### Texto dado
Acre vira rota da maconha “goumert” da Colômbia, revela El País

Traficantes da Colômbia, país que continua no ranking internacional como um dos maiores produtores de entorpecentes do mundo, passaram a utilizar o Acre como rota alternativa para o transportes de seus produtos em busca de consumidores no continente sul-americano, e a partir do Brasil buscam reposicionamento no mundo do crime, na Europa. Graças à alternativa de uma nova rota, os criminosos praticamente abandonaram aquela que parecia geograficamente mais fácil, a passagem pelo Estado de Roraima. O Acre passou a ser, por isso, a rota preferida para um novo tipo de droga, a chamada maconha “goumert”, de melhor qualidade, produzida na Colômbia.

É o que revela o jornal espanhol “El País”, que circula na Espanha e que abre espaços para a América Latina. Citando fontes da Polícia Federal brasileira, a publicação diz que a repressão ao tráfico e combate à entrada no país de entorpecentes produzidos na Colômbia no que seria uma rota natural, passando pelo Estado de Roraima, está fazendo com que os traficantes estejam, aos poucos, buscando novos caminhos para trazer drogas ao Brasil e a partir deste país buscar novos mercados, principalmente na Europa. Esta nova rota é o Acre, através da Bolívia e do Peru, que também são produtores de drogas e mantém entrepostos para receber o produto oriundo da Colômbia.

### Tarefas
1) No texto sobre a rota do tráfico no Acre, por quais países passa a nova rota até o Acre?
2) Repita do texto sobre a rota do tráfico no Acre o trecho que começa em "Traficantes da Colômbia, país" e termina em "produzida na Colômbia.".
Responda usando só o texto.

### Dados fornecidos
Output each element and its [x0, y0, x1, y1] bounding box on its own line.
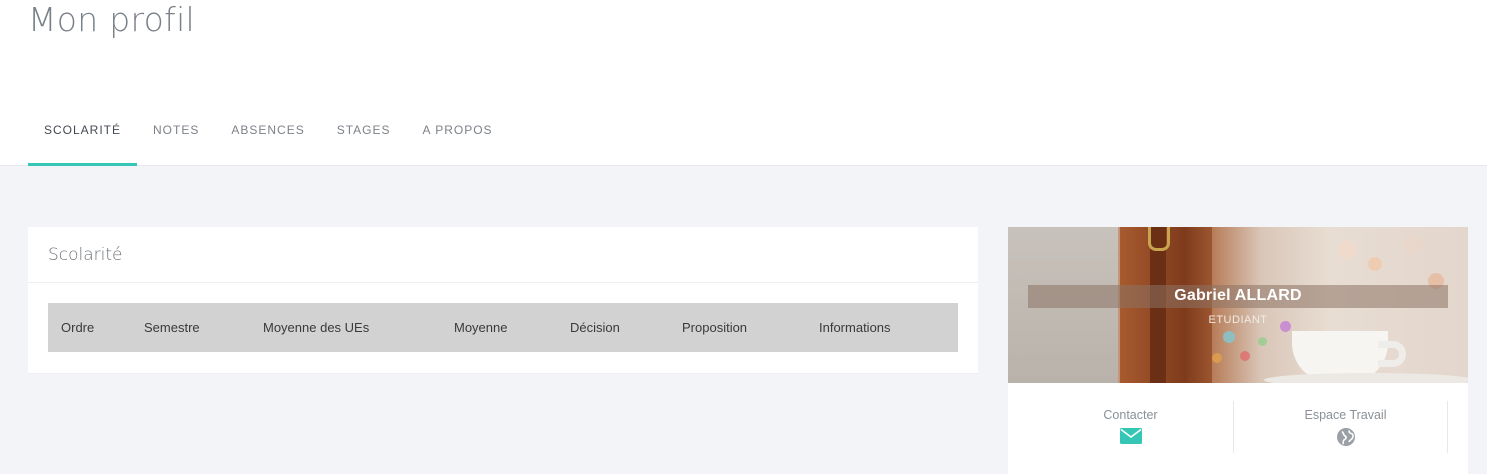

### Respostas finais
1) Pela Bolívia e pelo Peru.

2)
Traficantes da Colômbia, país que continua no ranking internacional como um dos maiores produtores de entorpecentes do mundo, passaram a utilizar o Acre como rota alternativa para o transportes de seus produtos em busca de consumidores no continente sul-americano, e a partir do Brasil buscam reposicionamento no mundo do crime, na Europa. Graças à alternativa de uma nova rota, os criminosos praticamente abandonaram aquela que parecia geograficamente mais fácil, a passagem pelo Estado de Roraima. O Acre passou a ser, por isso, a rota preferida para um novo tipo de droga, a chamada maconha “goumert”, de melhor qualidade, produzida na Colômbia.